» Record set:
****

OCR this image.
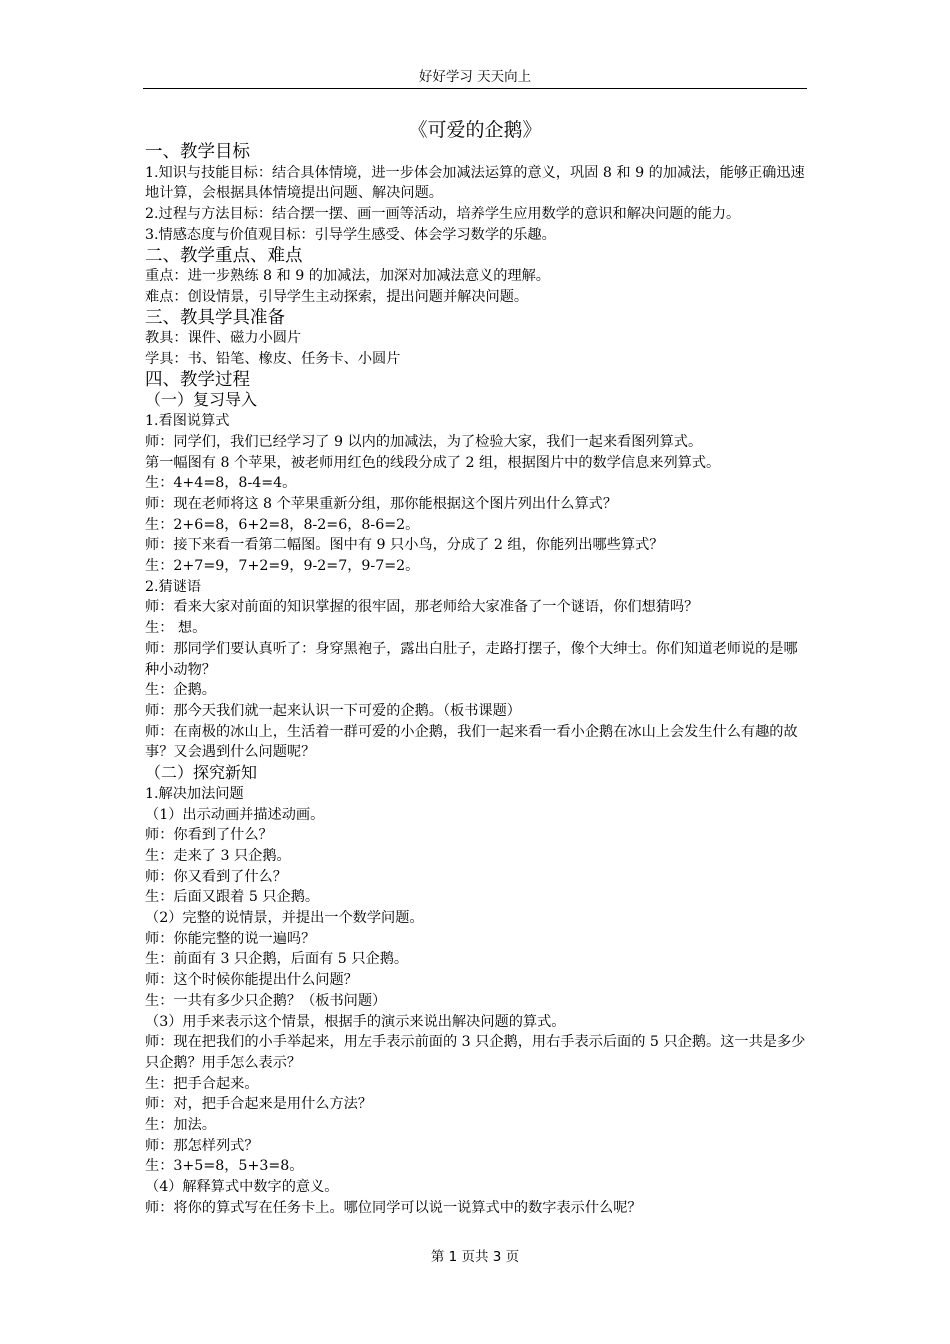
好好学习 天天向上
《可爱的企鹅》

一、教学目标

1.知识与技能目标：结合具体情境，进一步体会加减法运算的意义，巩固 8 和 9 的加减法，能够正确迅速地计算，会根据具体情境提出问题、解决问题。

2.过程与方法目标：结合摆一摆、画一画等活动，培养学生应用数学的意识和解决问题的能力。

3.情感态度与价值观目标：引导学生感受、体会学习数学的乐趣。

二、教学重点、难点

重点：进一步熟练 8 和 9 的加减法，加深对加减法意义的理解。

难点：创设情景，引导学生主动探索，提出问题并解决问题。

三、教具学具准备

教具：课件、磁力小圆片

学具：书、铅笔、橡皮、任务卡、小圆片

四、教学过程

（一）复习导入

1.看图说算式

师：同学们，我们已经学习了 9 以内的加减法，为了检验大家，我们一起来看图列算式。

第一幅图有 8 个苹果，被老师用红色的线段分成了 2 组，根据图片中的数学信息来列算式。

生：4+4=8，8-4=4。

师：现在老师将这 8 个苹果重新分组，那你能根据这个图片列出什么算式？

生：2+6=8，6+2=8，8-2=6，8-6=2。

师：接下来看一看第二幅图。图中有 9 只小鸟，分成了 2 组，你能列出哪些算式？

生：2+7=9，7+2=9，9-2=7，9-7=2。

2.猜谜语

师：看来大家对前面的知识掌握的很牢固，那老师给大家准备了一个谜语，你们想猜吗？

生： 想。

师：那同学们要认真听了：身穿黑袍子，露出白肚子，走路打摆子，像个大绅士。你们知道老师说的是哪种小动物？

生：企鹅。

师：那今天我们就一起来认识一下可爱的企鹅。（板书课题）

师：在南极的冰山上，生活着一群可爱的小企鹅，我们一起来看一看小企鹅在冰山上会发生什么有趣的故事？又会遇到什么问题呢？

（二）探究新知

1.解决加法问题

（1）出示动画并描述动画。

师：你看到了什么？

生：走来了 3 只企鹅。

师：你又看到了什么？

生：后面又跟着 5 只企鹅。

（2）完整的说情景，并提出一个数学问题。

师：你能完整的说一遍吗？

生：前面有 3 只企鹅，后面有 5 只企鹅。

师：这个时候你能提出什么问题？

生：一共有多少只企鹅？（板书问题）

（3）用手来表示这个情景，根据手的演示来说出解决问题的算式。

师：现在把我们的小手举起来，用左手表示前面的 3 只企鹅，用右手表示后面的 5 只企鹅。这一共是多少只企鹅？用手怎么表示？

生：把手合起来。

师：对，把手合起来是用什么方法？

生：加法。

师：那怎样列式？

生：3+5=8，5+3=8。

（4）解释算式中数字的意义。

师：将你的算式写在任务卡上。哪位同学可以说一说算式中的数字表示什么呢？

第 1 页共 3 页
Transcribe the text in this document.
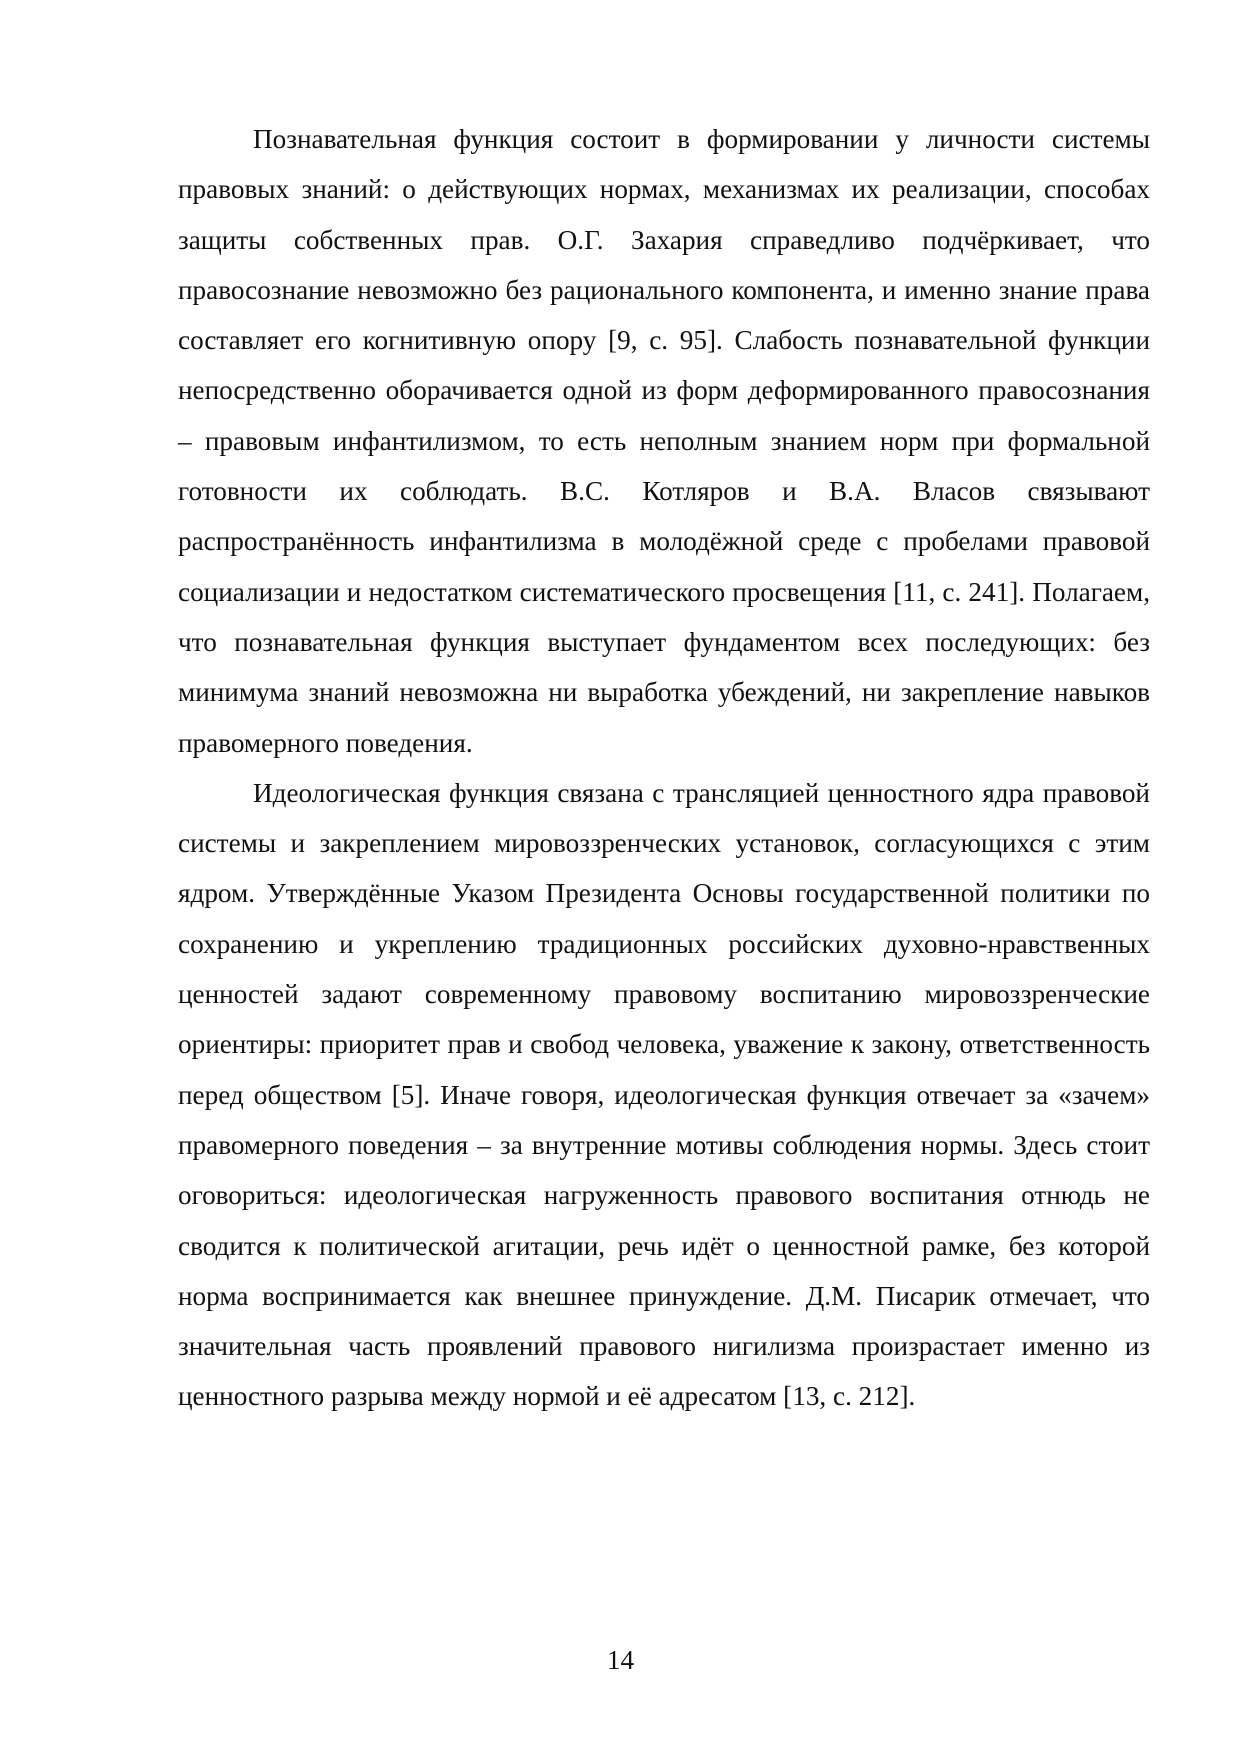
Познавательная функция состоит в формировании у личности системы правовых знаний: о действующих нормах, механизмах их реализации, способах защиты собственных прав. О.Г. Захария справедливо подчёркивает, что правосознание невозможно без рационального компонента, и именно знание права составляет его когнитивную опору [9, с. 95]. Слабость познавательной функции непосредственно оборачивается одной из форм деформированного правосознания – правовым инфантилизмом, то есть неполным знанием норм при формальной готовности их соблюдать. В.С. Котляров и В.А. Власов связывают распространённость инфантилизма в молодёжной среде с пробелами правовой социализации и недостатком систематического просвещения [11, с. 241]. Полагаем, что познавательная функция выступает фундаментом всех последующих: без минимума знаний невозможна ни выработка убеждений, ни закрепление навыков правомерного поведения.

Идеологическая функция связана с трансляцией ценностного ядра правовой системы и закреплением мировоззренческих установок, согласующихся с этим ядром. Утверждённые Указом Президента Основы государственной политики по сохранению и укреплению традиционных российских духовно-нравственных ценностей задают современному правовому воспитанию мировоззренческие ориентиры: приоритет прав и свобод человека, уважение к закону, ответственность перед обществом [5]. Иначе говоря, идеологическая функция отвечает за «зачем» правомерного поведения – за внутренние мотивы соблюдения нормы. Здесь стоит оговориться: идеологическая нагруженность правового воспитания отнюдь не сводится к политической агитации, речь идёт о ценностной рамке, без которой норма воспринимается как внешнее принуждение. Д.М. Писарик отмечает, что значительная часть проявлений правового нигилизма произрастает именно из ценностного разрыва между нормой и её адресатом [13, с. 212].

14
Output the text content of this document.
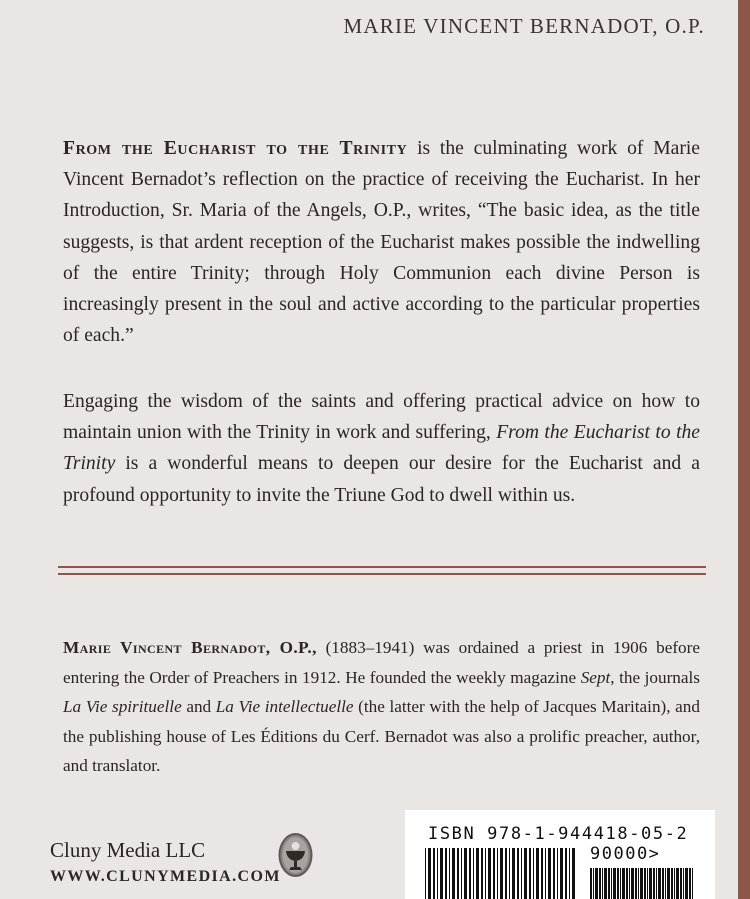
MARIE VINCENT BERNADOT, O.P.

From the Eucharist to the Trinity is the culminating work of Marie Vincent Bernadot’s reflection on the practice of receiving the Eucharist. In her Introduction, Sr. Maria of the Angels, O.P., writes, “The basic idea, as the title suggests, is that ardent reception of the Eucharist makes possible the indwelling of the entire Trinity; through Holy Communion each divine Person is increasingly present in the soul and active according to the particular properties of each.”

Engaging the wisdom of the saints and offering practical advice on how to maintain union with the Trinity in work and suffering, From the Eucharist to the Trinity is a wonderful means to deepen our desire for the Eucharist and a profound opportunity to invite the Triune God to dwell within us.

Marie Vincent Bernadot, O.P., (1883–1941) was ordained a priest in 1906 before entering the Order of Preachers in 1912. He founded the weekly magazine Sept, the journals La Vie spirituelle and La Vie intellectuelle (the latter with the help of Jacques Maritain), and the publishing house of Les Éditions du Cerf. Bernadot was also a prolific preacher, author, and translator.

Cluny Media LLC
WWW.CLUNYMEDIA.COM
ISBN 978-1-944418-05-2
90000>
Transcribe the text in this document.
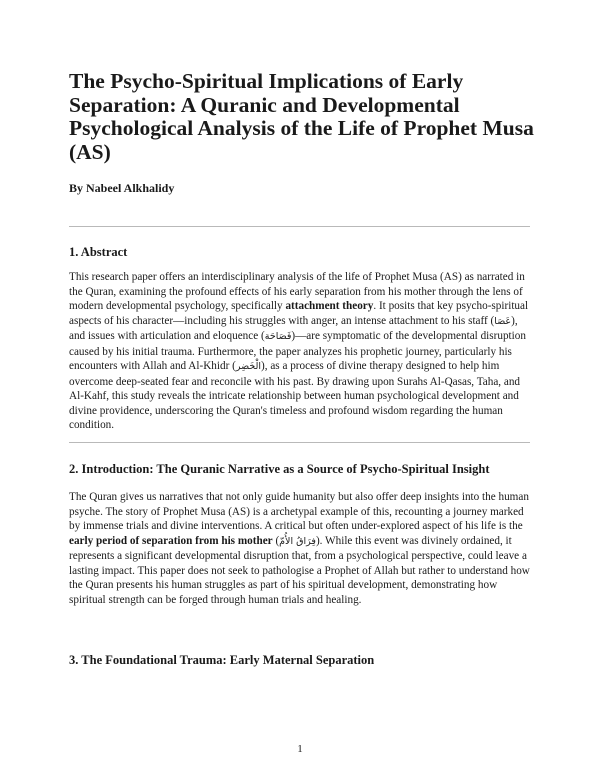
The Psycho-Spiritual Implications of Early Separation: A Quranic and Developmental Psychological Analysis of the Life of Prophet Musa (AS)
By Nabeel Alkhalidy
1. Abstract

This research paper offers an interdisciplinary analysis of the life of Prophet Musa (AS) as narrated in the Quran, examining the profound effects of his early separation from his mother through the lens of modern developmental psychology, specifically attachment theory. It posits that key psycho-spiritual aspects of his character—including his struggles with anger, an intense attachment to his staff (عَصَا), and issues with articulation and eloquence (فَصَاحَة)—are symptomatic of the developmental disruption caused by his initial trauma. Furthermore, the paper analyzes his prophetic journey, particularly his encounters with Allah and Al-Khidr (الْخَضِر), as a process of divine therapy designed to help him overcome deep-seated fear and reconcile with his past. By drawing upon Surahs Al-Qasas, Taha, and Al-Kahf, this study reveals the intricate relationship between human psychological development and divine providence, underscoring the Quran's timeless and profound wisdom regarding the human condition.

2. Introduction: The Quranic Narrative as a Source of Psycho-Spiritual Insight

The Quran gives us narratives that not only guide humanity but also offer deep insights into the human psyche. The story of Prophet Musa (AS) is a archetypal example of this, recounting a journey marked by immense trials and divine interventions. A critical but often under-explored aspect of his life is the early period of separation from his mother (فِرَاقُ الأُمّ). While this event was divinely ordained, it represents a significant developmental disruption that, from a psychological perspective, could leave a lasting impact. This paper does not seek to pathologise a Prophet of Allah but rather to understand how the Quran presents his human struggles as part of his spiritual development, demonstrating how spiritual strength can be forged through human trials and healing.

3. The Foundational Trauma: Early Maternal Separation
1
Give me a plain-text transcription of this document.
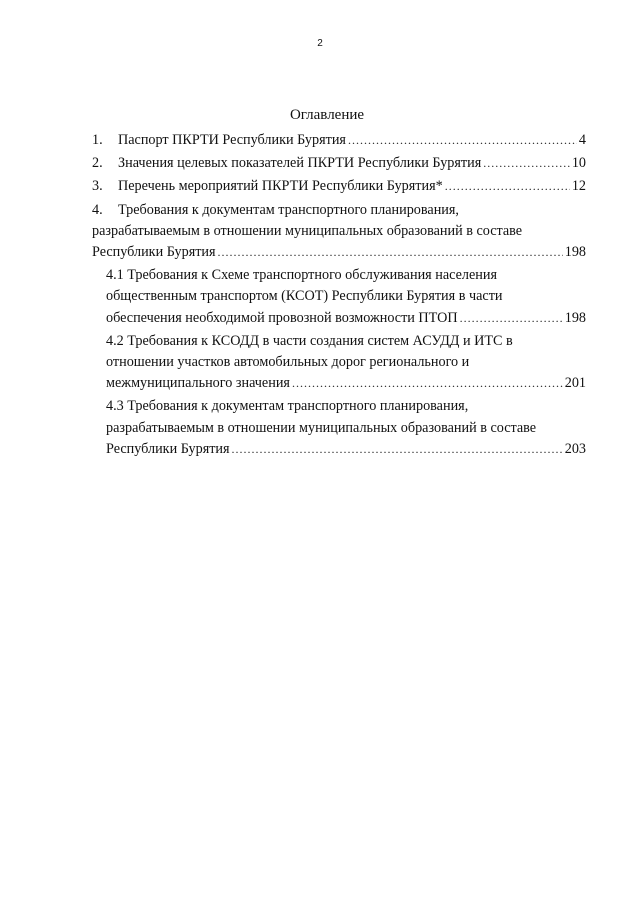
2
Оглавление
1. Паспорт ПКРТИ Республики Бурятия .....	4
2. Значения целевых показателей ПКРТИ Республики Бурятия .....	10
3. Перечень мероприятий ПКРТИ Республики Бурятия* .....	12
4. Требования к документам транспортного планирования,
разрабатываемым в отношении муниципальных образований в составе
Республики Бурятия .....	198
4.1 Требования к Схеме транспортного обслуживания населения
общественным транспортом (КСОТ) Республики Бурятия в части
обеспечения необходимой провозной возможности ПТОП .....	198
4.2 Требования к КСОДД в части создания систем АСУДД и ИТС в
отношении участков автомобильных дорог регионального и
межмуниципального значения .....	201
4.3 Требования к документам транспортного планирования,
разрабатываемым в отношении муниципальных образований в составе
Республики Бурятия .....	203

****

» What is needed: Extract, exactly as written, the span of lines from the one holding "Give me a plain-text" through the last line, inclusive. Skip any picture.

» Complete response:
Give me a plain-text transcription of this document.
2
Оглавление
1. Паспорт ПКРТИ Республики Бурятия .....	4
2. Значения целевых показателей ПКРТИ Республики Бурятия .....	10
3. Перечень мероприятий ПКРТИ Республики Бурятия* .....	12
4. Требования к документам транспортного планирования,
разрабатываемым в отношении муниципальных образований в составе
Республики Бурятия .....	198
4.1 Требования к Схеме транспортного обслуживания населения
общественным транспортом (КСОТ) Республики Бурятия в части
обеспечения необходимой провозной возможности ПТОП .....	198
4.2 Требования к КСОДД в части создания систем АСУДД и ИТС в
отношении участков автомобильных дорог регионального и
межмуниципального значения .....	201
4.3 Требования к документам транспортного планирования,
разрабатываемым в отношении муниципальных образований в составе
Республики Бурятия .....	203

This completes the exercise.